**Instructions to follow**
List each line of the data that holds the string "каталоге", please.

**Given records**
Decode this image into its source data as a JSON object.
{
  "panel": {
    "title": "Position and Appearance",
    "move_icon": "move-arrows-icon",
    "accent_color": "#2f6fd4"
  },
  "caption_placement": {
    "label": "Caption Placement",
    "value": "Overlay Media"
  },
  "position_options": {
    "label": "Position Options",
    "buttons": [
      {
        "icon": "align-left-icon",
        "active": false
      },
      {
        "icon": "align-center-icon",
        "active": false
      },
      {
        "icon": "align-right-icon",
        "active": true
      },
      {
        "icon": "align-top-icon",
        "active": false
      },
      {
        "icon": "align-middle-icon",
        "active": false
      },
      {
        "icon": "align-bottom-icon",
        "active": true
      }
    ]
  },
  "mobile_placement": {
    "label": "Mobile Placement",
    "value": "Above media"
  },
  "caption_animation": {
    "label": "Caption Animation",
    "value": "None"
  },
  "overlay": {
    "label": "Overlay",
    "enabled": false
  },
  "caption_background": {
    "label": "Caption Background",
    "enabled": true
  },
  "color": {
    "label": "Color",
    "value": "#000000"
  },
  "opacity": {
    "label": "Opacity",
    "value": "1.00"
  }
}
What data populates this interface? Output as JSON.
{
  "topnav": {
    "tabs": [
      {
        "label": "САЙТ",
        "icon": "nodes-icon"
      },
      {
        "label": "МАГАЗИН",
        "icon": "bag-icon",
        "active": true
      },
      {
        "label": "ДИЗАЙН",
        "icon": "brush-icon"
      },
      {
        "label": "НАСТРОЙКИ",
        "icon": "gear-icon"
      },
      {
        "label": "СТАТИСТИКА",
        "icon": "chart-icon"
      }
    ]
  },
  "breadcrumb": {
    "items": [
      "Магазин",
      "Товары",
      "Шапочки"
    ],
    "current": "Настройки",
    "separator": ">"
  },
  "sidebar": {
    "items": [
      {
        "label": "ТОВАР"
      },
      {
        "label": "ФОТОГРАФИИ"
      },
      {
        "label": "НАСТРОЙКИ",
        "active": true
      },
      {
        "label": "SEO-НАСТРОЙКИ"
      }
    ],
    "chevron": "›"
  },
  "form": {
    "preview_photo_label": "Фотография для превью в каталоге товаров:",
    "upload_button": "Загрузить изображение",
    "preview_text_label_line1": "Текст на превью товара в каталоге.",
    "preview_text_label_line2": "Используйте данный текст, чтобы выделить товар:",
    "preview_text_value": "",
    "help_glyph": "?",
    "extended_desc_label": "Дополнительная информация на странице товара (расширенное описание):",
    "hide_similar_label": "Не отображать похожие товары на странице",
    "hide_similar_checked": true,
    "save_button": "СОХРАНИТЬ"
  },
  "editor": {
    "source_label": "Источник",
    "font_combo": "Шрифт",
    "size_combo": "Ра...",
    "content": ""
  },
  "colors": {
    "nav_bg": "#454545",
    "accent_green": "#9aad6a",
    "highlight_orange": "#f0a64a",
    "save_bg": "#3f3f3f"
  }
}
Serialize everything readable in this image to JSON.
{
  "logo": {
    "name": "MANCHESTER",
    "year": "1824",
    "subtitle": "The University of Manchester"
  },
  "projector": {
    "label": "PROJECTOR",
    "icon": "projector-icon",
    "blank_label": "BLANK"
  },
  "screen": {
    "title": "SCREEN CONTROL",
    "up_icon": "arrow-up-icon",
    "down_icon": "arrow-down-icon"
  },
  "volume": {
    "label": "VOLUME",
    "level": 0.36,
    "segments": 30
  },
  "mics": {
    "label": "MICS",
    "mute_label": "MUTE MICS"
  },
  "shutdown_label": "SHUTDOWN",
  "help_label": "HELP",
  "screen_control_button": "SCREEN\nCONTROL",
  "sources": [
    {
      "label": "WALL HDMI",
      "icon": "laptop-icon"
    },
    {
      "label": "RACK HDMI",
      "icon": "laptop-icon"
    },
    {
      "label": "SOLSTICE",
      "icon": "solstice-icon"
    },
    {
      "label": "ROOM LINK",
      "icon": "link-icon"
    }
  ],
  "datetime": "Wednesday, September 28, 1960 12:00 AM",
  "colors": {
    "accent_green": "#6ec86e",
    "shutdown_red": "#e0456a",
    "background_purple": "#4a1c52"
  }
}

**Result of this task**
    "preview_photo_label": "Фотография для превью в каталоге товаров:",
    "preview_text_label_line1": "Текст на превью товара в каталоге.",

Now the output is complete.